DOCUMENT TEXT

15 Differences Between Open Resty and Other Development Platforms

15 Differences between OpenResty and Other Development Platforms #

Hello, I’m Wen Ming.

In the previous module, you have already learned about the two cornerstones of OpenResty: NGINX and LuaJIT. I believe you are eager to start learning the API provided by OpenResty, right?

However, before you rush into it, you need to spend a little more time to understand the principles and basic concepts of OpenResty.

Principle #

In the previous content about LuaJIT, you’ve seen the following architecture diagram:

Here, I will explain it in more detail.

Both the master and worker processes in OpenResty contain a LuaJIT VM. All coroutines within the same process share this VM and execute Lua code within it.

At any given time, each worker process can only handle one user request, which means only one coroutine is running. At this point, you may have a question: since NGINX supports C10K (tens of thousands of concurrent connections), doesn’t it need to handle ten thousand requests simultaneously?

Of course not. NGINX actually reduces waiting and spinning through epoll event-driven mechanism in order to maximize the use of CPU resources for processing user requests. After all, only when a single request is processed fast enough can the overall performance reach a high level. If a multi-threaded model is used, where each request corresponds to a thread, resources can easily be depleted in a scenario with C10K connections.

TASKS TO PERFORM
1 > Answer these questions using the OpenResty text:
(a) What do both the master and worker processes in OpenResty contain?
(b) How many user requests can each worker process handle at any given time?
(c) Through what mechanism does NGINX reduce waiting and spinning?
2 > Copy the part of the entries that opens at their first line and closes with the line containing "lat-label: 16N bbox=[1222, 762, 1260, 786]", keeping both ends.

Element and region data
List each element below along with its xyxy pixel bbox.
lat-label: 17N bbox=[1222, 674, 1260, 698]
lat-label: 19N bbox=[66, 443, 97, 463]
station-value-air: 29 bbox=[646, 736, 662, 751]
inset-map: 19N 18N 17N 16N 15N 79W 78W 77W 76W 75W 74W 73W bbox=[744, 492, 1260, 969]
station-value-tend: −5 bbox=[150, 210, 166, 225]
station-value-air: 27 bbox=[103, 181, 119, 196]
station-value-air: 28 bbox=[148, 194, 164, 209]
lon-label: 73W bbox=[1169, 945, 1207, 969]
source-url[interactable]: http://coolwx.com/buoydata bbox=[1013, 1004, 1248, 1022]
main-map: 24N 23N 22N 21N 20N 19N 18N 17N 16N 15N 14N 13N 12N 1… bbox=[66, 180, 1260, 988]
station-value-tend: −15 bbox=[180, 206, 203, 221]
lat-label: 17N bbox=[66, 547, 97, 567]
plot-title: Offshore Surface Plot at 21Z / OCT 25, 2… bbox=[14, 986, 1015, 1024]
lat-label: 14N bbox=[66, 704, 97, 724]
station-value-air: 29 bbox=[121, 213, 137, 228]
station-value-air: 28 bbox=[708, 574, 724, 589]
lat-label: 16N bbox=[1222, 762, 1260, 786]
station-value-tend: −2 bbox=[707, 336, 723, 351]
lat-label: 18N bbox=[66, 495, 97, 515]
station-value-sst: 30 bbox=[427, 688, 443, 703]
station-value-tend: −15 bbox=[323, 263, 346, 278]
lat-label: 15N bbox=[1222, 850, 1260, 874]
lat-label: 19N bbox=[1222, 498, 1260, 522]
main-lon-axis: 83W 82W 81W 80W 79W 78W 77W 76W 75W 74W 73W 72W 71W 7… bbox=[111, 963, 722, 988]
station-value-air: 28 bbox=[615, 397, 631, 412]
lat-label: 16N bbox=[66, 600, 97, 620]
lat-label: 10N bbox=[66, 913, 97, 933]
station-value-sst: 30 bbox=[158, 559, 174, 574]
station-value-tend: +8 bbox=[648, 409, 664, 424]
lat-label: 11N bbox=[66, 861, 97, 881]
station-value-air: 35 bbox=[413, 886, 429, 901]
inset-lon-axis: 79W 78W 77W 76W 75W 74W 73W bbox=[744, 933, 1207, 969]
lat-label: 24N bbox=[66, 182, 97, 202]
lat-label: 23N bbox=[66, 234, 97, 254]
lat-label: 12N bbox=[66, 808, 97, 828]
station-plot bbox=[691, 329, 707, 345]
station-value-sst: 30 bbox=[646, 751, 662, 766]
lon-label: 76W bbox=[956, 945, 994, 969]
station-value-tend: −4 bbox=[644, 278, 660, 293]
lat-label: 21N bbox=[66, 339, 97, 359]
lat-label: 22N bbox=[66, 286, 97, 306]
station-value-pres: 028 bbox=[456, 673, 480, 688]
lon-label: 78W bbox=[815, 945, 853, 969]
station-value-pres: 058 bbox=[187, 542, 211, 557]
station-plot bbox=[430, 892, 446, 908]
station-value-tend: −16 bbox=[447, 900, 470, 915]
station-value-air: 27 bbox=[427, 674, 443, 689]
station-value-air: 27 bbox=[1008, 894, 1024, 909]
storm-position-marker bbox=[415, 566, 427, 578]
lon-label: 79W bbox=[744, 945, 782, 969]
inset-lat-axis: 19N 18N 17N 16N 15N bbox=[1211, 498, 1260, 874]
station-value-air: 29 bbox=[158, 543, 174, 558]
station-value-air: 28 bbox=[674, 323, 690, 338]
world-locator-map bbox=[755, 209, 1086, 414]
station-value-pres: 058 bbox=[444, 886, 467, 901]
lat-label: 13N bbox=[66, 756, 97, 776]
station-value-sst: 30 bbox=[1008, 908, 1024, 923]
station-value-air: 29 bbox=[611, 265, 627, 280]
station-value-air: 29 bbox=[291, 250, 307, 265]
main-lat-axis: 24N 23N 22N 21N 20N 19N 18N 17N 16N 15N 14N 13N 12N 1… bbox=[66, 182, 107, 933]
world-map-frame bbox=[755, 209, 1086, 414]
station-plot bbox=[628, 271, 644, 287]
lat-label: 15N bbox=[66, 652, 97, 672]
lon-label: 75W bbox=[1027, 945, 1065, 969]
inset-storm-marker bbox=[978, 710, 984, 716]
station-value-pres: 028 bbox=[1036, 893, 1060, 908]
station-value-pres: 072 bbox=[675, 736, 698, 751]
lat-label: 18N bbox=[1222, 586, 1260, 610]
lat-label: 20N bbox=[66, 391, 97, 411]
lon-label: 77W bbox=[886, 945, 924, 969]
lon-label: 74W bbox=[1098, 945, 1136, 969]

ANSWERS TO THE EXERCISES
1 >
(a) A LuaJIT VM.
(b) Only one.
(c) The epoll event-driven mechanism.

2 >
List each element below along with its xyxy pixel bbox.
lat-label: 17N bbox=[1222, 674, 1260, 698]
lat-label: 19N bbox=[66, 443, 97, 463]
station-value-air: 29 bbox=[646, 736, 662, 751]
inset-map: 19N 18N 17N 16N 15N 79W 78W 77W 76W 75W 74W 73W bbox=[744, 492, 1260, 969]
station-value-tend: −5 bbox=[150, 210, 166, 225]
station-value-air: 27 bbox=[103, 181, 119, 196]
station-value-air: 28 bbox=[148, 194, 164, 209]
lon-label: 73W bbox=[1169, 945, 1207, 969]
source-url[interactable]: http://coolwx.com/buoydata bbox=[1013, 1004, 1248, 1022]
main-map: 24N 23N 22N 21N 20N 19N 18N 17N 16N 15N 14N 13N 12N 1… bbox=[66, 180, 1260, 988]
station-value-tend: −15 bbox=[180, 206, 203, 221]
lat-label: 17N bbox=[66, 547, 97, 567]
plot-title: Offshore Surface Plot at 21Z / OCT 25, 2… bbox=[14, 986, 1015, 1024]
lat-label: 14N bbox=[66, 704, 97, 724]
station-value-air: 29 bbox=[121, 213, 137, 228]
station-value-air: 28 bbox=[708, 574, 724, 589]
lat-label: 16N bbox=[1222, 762, 1260, 786]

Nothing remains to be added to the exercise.